··· Provided entries

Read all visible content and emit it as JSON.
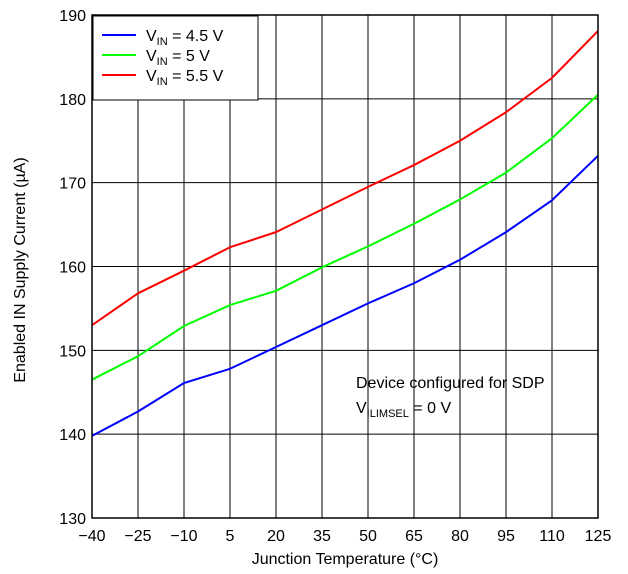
{
  "chart_data": {
    "type": "line",
    "title": "",
    "xlabel": "Junction Temperature (°C)",
    "ylabel": "Enabled IN Supply Current (µA)",
    "x": [
      -40,
      -25,
      -10,
      5,
      20,
      35,
      50,
      65,
      80,
      95,
      110,
      125
    ],
    "xlim": [
      -40,
      125
    ],
    "ylim": [
      130,
      190
    ],
    "xticks": [
      "−40",
      "−25",
      "−10",
      "5",
      "20",
      "35",
      "50",
      "65",
      "80",
      "95",
      "110",
      "125"
    ],
    "yticks": [
      "130",
      "140",
      "150",
      "160",
      "170",
      "180",
      "190"
    ],
    "grid": true,
    "legend_position": "top-left",
    "series": [
      {
        "name": "V_IN = 4.5 V",
        "legend": {
          "main": "V",
          "sub": "IN",
          "rest": " = 4.5 V"
        },
        "color": "#0000ff",
        "values": [
          139.8,
          142.7,
          146.1,
          147.8,
          150.4,
          153.0,
          155.6,
          158.0,
          160.8,
          164.1,
          167.9,
          173.2
        ]
      },
      {
        "name": "V_IN = 5 V",
        "legend": {
          "main": "V",
          "sub": "IN",
          "rest": " = 5 V"
        },
        "color": "#00ff00",
        "values": [
          146.5,
          149.3,
          152.9,
          155.4,
          157.1,
          159.9,
          162.4,
          165.1,
          168.0,
          171.2,
          175.3,
          180.5
        ]
      },
      {
        "name": "V_IN = 5.5 V",
        "legend": {
          "main": "V",
          "sub": "IN",
          "rest": " = 5.5 V"
        },
        "color": "#ff0000",
        "values": [
          153.0,
          156.8,
          159.5,
          162.3,
          164.1,
          166.8,
          169.5,
          172.1,
          175.0,
          178.4,
          182.5,
          188.1
        ]
      }
    ],
    "annotation": {
      "line1": "Device configured for SDP",
      "line2_main": "V",
      "line2_sub": "ILIMSEL",
      "line2_rest": " = 0 V"
    }
  }
}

······

*Problem requirements*.
Each entry above should be reproduced exactly, with the pictures removed.

*Answer for the task*.
Read all visible content and emit it as JSON.
{
  "chart_data": {
    "type": "line",
    "title": "",
    "xlabel": "Junction Temperature (°C)",
    "ylabel": "Enabled IN Supply Current (µA)",
    "x": [
      -40,
      -25,
      -10,
      5,
      20,
      35,
      50,
      65,
      80,
      95,
      110,
      125
    ],
    "xlim": [
      -40,
      125
    ],
    "ylim": [
      130,
      190
    ],
    "xticks": [
      "−40",
      "−25",
      "−10",
      "5",
      "20",
      "35",
      "50",
      "65",
      "80",
      "95",
      "110",
      "125"
    ],
    "yticks": [
      "130",
      "140",
      "150",
      "160",
      "170",
      "180",
      "190"
    ],
    "grid": true,
    "legend_position": "top-left",
    "series": [
      {
        "name": "V_IN = 4.5 V",
        "legend": {
          "main": "V",
          "sub": "IN",
          "rest": " = 4.5 V"
        },
        "color": "#0000ff",
        "values": [
          139.8,
          142.7,
          146.1,
          147.8,
          150.4,
          153.0,
          155.6,
          158.0,
          160.8,
          164.1,
          167.9,
          173.2
        ]
      },
      {
        "name": "V_IN = 5 V",
        "legend": {
          "main": "V",
          "sub": "IN",
          "rest": " = 5 V"
        },
        "color": "#00ff00",
        "values": [
          146.5,
          149.3,
          152.9,
          155.4,
          157.1,
          159.9,
          162.4,
          165.1,
          168.0,
          171.2,
          175.3,
          180.5
        ]
      },
      {
        "name": "V_IN = 5.5 V",
        "legend": {
          "main": "V",
          "sub": "IN",
          "rest": " = 5.5 V"
        },
        "color": "#ff0000",
        "values": [
          153.0,
          156.8,
          159.5,
          162.3,
          164.1,
          166.8,
          169.5,
          172.1,
          175.0,
          178.4,
          182.5,
          188.1
        ]
      }
    ],
    "annotation": {
      "line1": "Device configured for SDP",
      "line2_main": "V",
      "line2_sub": "ILIMSEL",
      "line2_rest": " = 0 V"
    }
  }
}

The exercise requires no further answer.